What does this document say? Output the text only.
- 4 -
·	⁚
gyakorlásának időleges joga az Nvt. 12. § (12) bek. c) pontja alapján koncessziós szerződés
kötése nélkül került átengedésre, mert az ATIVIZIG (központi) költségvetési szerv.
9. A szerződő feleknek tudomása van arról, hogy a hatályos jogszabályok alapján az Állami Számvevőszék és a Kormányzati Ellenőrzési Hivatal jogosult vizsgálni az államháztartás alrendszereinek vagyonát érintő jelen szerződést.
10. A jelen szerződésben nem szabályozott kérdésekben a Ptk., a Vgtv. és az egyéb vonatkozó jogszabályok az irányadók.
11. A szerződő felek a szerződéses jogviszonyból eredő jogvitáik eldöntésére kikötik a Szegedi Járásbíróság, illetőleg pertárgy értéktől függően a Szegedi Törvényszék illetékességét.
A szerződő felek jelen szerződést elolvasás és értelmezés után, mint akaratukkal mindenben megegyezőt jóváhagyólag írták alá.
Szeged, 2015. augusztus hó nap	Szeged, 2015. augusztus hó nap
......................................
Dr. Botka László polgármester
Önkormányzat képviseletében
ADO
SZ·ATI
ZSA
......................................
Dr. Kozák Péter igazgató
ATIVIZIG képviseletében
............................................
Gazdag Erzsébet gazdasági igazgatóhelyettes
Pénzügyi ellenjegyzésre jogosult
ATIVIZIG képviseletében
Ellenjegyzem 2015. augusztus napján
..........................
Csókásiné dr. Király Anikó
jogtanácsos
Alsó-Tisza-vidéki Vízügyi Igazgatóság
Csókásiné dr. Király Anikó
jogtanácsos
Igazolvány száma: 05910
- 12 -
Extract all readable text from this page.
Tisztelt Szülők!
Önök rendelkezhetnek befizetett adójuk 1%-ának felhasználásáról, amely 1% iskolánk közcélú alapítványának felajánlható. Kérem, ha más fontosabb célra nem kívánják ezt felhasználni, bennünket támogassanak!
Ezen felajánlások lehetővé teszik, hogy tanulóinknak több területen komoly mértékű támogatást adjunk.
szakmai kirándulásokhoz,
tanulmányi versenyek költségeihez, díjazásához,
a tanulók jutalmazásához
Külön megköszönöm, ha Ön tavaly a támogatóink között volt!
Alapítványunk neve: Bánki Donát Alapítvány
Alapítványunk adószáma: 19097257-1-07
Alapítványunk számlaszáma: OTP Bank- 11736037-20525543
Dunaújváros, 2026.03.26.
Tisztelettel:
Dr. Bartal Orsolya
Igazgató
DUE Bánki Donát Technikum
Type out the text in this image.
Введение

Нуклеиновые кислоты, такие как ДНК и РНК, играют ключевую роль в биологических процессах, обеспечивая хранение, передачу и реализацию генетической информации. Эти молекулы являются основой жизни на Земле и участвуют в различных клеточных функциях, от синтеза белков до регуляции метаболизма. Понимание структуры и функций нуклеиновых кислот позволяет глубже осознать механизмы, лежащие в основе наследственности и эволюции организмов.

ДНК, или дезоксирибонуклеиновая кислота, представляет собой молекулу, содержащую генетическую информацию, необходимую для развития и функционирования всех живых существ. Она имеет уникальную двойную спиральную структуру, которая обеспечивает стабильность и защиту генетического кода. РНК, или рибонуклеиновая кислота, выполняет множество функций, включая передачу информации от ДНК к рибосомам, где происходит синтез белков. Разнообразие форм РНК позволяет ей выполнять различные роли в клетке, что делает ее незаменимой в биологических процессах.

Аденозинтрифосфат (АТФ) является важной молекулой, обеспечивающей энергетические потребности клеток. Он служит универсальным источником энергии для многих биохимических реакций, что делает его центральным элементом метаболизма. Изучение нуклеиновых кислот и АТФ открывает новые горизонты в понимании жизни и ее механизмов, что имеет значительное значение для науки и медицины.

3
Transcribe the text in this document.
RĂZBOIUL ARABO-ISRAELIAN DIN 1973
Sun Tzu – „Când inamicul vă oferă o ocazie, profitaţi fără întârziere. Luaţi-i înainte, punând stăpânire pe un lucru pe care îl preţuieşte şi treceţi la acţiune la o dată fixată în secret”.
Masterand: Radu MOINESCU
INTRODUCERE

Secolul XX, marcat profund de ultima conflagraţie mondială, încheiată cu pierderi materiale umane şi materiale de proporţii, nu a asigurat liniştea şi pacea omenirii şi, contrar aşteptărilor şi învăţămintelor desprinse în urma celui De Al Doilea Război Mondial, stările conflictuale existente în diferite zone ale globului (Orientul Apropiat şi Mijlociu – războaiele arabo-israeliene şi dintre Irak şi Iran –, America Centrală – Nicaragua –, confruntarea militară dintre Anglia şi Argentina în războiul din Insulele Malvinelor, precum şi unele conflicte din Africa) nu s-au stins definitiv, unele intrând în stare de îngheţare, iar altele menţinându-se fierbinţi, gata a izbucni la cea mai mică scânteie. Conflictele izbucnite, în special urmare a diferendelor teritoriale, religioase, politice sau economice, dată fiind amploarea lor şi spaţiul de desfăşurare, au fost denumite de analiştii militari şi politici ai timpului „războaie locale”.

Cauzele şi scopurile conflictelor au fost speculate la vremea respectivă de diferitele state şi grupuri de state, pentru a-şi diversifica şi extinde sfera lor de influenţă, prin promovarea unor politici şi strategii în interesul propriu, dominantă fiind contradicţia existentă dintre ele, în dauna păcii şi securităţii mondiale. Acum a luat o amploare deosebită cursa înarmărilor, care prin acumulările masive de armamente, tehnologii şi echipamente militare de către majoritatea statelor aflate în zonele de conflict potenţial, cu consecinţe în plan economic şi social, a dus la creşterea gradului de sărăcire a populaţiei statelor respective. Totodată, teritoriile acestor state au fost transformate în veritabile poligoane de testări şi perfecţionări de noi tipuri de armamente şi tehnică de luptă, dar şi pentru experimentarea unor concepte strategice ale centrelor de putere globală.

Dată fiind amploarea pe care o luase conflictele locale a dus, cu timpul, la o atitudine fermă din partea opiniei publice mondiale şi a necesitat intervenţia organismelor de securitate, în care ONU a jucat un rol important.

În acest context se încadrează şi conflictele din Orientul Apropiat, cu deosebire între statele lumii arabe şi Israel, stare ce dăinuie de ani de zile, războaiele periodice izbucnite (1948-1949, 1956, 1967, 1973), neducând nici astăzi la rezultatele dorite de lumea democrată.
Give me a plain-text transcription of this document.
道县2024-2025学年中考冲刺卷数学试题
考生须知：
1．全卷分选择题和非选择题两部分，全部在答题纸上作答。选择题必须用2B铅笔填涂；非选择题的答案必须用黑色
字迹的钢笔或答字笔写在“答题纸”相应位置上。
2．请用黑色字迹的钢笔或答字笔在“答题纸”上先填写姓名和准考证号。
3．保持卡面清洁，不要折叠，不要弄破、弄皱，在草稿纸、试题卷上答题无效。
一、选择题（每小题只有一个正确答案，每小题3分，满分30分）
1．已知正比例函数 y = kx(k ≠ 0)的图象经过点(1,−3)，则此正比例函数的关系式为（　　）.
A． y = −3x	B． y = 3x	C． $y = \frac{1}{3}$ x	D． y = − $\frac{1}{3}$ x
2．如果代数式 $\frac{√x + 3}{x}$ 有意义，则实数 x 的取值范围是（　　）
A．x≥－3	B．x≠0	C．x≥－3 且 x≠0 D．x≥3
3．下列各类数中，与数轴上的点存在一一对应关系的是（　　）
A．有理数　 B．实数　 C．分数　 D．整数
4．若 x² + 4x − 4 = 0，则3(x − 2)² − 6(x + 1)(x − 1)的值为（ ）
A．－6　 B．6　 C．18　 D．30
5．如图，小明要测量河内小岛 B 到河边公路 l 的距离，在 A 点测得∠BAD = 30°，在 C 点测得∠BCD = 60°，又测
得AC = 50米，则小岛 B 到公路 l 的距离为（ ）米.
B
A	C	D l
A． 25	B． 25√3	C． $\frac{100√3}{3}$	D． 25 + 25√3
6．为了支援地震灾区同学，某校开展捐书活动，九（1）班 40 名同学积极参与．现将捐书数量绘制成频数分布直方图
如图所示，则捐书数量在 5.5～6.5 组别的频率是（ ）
□ □ □ □
__Stated problem__
Reproduce every line from the entries that holds the word "szerződést".

__Solution for this task__
9. A szerződő feleknek tudomása van arról, hogy a hatályos jogszabályok alapján az Állami Számvevőszék és a Kormányzati Ellenőrzési Hivatal jogosult vizsgálni az államháztartás alrendszereinek vagyonát érintő jelen szerződést.
A szerződő felek jelen szerződést elolvasás és értelmezés után, mint akaratukkal mindenben megegyezőt jóváhagyólag írták alá.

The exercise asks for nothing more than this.